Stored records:
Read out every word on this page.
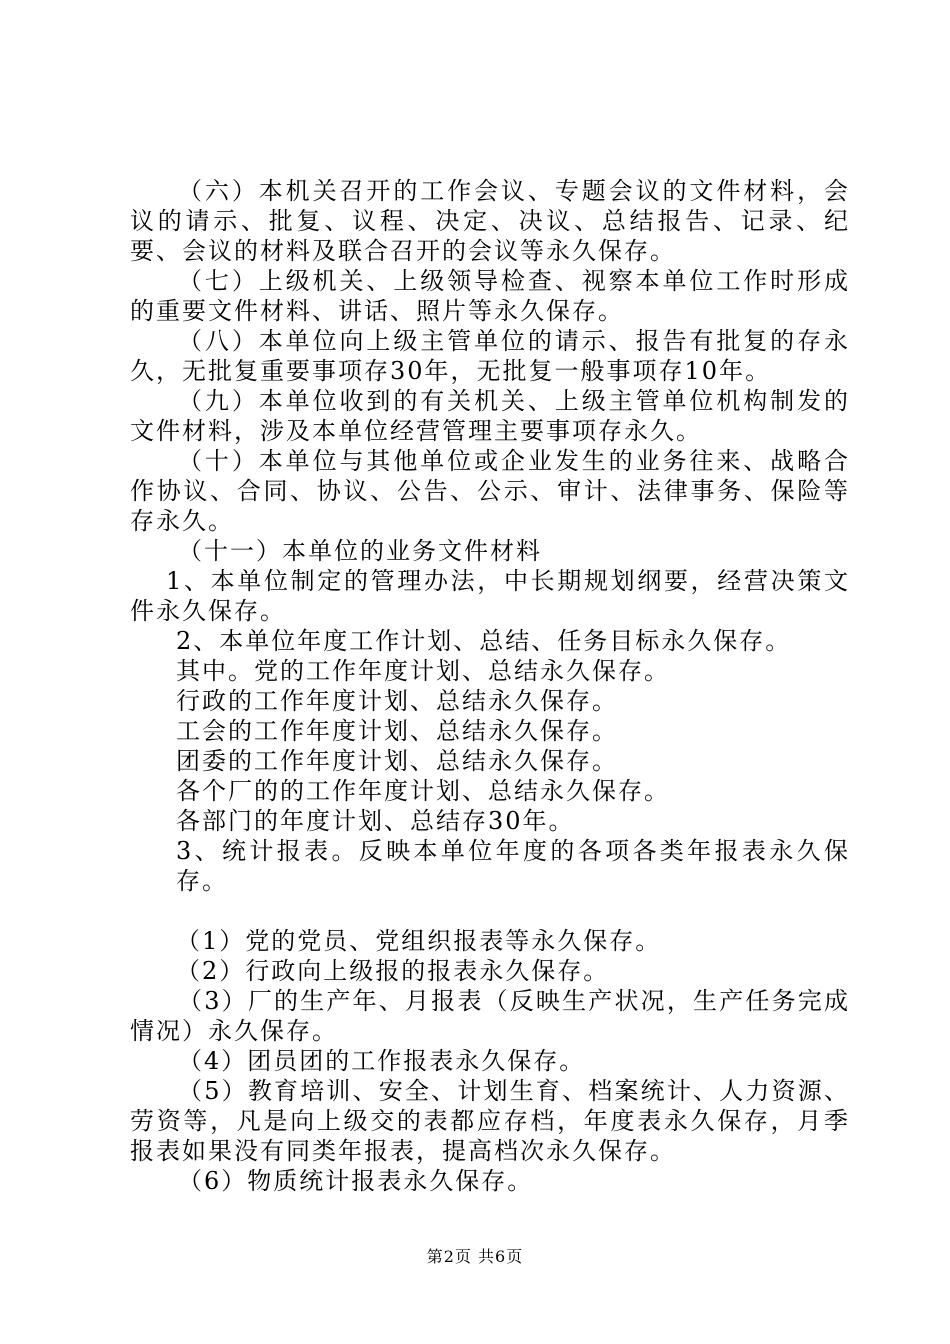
（六）本机关召开的工作会议、专题会议的文件材料，会议的请示、批复、议程、决定、决议、总结报告、记录、纪要、会议的材料及联合召开的会议等永久保存。

（七）上级机关、上级领导检查、视察本单位工作时形成的重要文件材料、讲话、照片等永久保存。

（八）本单位向上级主管单位的请示、报告有批复的存永久，无批复重要事项存30年，无批复一般事项存10年。

（九）本单位收到的有关机关、上级主管单位机构制发的文件材料，涉及本单位经营管理主要事项存永久。

（十）本单位与其他单位或企业发生的业务往来、战略合作协议、合同、协议、公告、公示、审计、法律事务、保险等存永久。

（十一）本单位的业务文件材料

1、本单位制定的管理办法，中长期规划纲要，经营决策文件永久保存。

2、本单位年度工作计划、总结、任务目标永久保存。

其中。党的工作年度计划、总结永久保存。

行政的工作年度计划、总结永久保存。

工会的工作年度计划、总结永久保存。

团委的工作年度计划、总结永久保存。

各个厂的的工作年度计划、总结永久保存。

各部门的年度计划、总结存30年。

3、统计报表。反映本单位年度的各项各类年报表永久保存。

（1）党的党员、党组织报表等永久保存。

（2）行政向上级报的报表永久保存。

（3）厂的生产年、月报表（反映生产状况，生产任务完成情况）永久保存。

（4）团员团的工作报表永久保存。

（5）教育培训、安全、计划生育、档案统计、人力资源、劳资等，凡是向上级交的表都应存档，年度表永久保存，月季报表如果没有同类年报表，提高档次永久保存。

（6）物质统计报表永久保存。

第2页 共6页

Exercise objective: Strip out the images, then output the records above word for word.

Answer to this exercise:
Read out every word on this page.
（六）本机关召开的工作会议、专题会议的文件材料，会议的请示、批复、议程、决定、决议、总结报告、记录、纪要、会议的材料及联合召开的会议等永久保存。

（七）上级机关、上级领导检查、视察本单位工作时形成的重要文件材料、讲话、照片等永久保存。

（八）本单位向上级主管单位的请示、报告有批复的存永久，无批复重要事项存30年，无批复一般事项存10年。

（九）本单位收到的有关机关、上级主管单位机构制发的文件材料，涉及本单位经营管理主要事项存永久。

（十）本单位与其他单位或企业发生的业务往来、战略合作协议、合同、协议、公告、公示、审计、法律事务、保险等存永久。

（十一）本单位的业务文件材料

1、本单位制定的管理办法，中长期规划纲要，经营决策文件永久保存。

2、本单位年度工作计划、总结、任务目标永久保存。

其中。党的工作年度计划、总结永久保存。

行政的工作年度计划、总结永久保存。

工会的工作年度计划、总结永久保存。

团委的工作年度计划、总结永久保存。

各个厂的的工作年度计划、总结永久保存。

各部门的年度计划、总结存30年。

3、统计报表。反映本单位年度的各项各类年报表永久保存。

（1）党的党员、党组织报表等永久保存。

（2）行政向上级报的报表永久保存。

（3）厂的生产年、月报表（反映生产状况，生产任务完成情况）永久保存。

（4）团员团的工作报表永久保存。

（5）教育培训、安全、计划生育、档案统计、人力资源、劳资等，凡是向上级交的表都应存档，年度表永久保存，月季报表如果没有同类年报表，提高档次永久保存。

（6）物质统计报表永久保存。

第2页 共6页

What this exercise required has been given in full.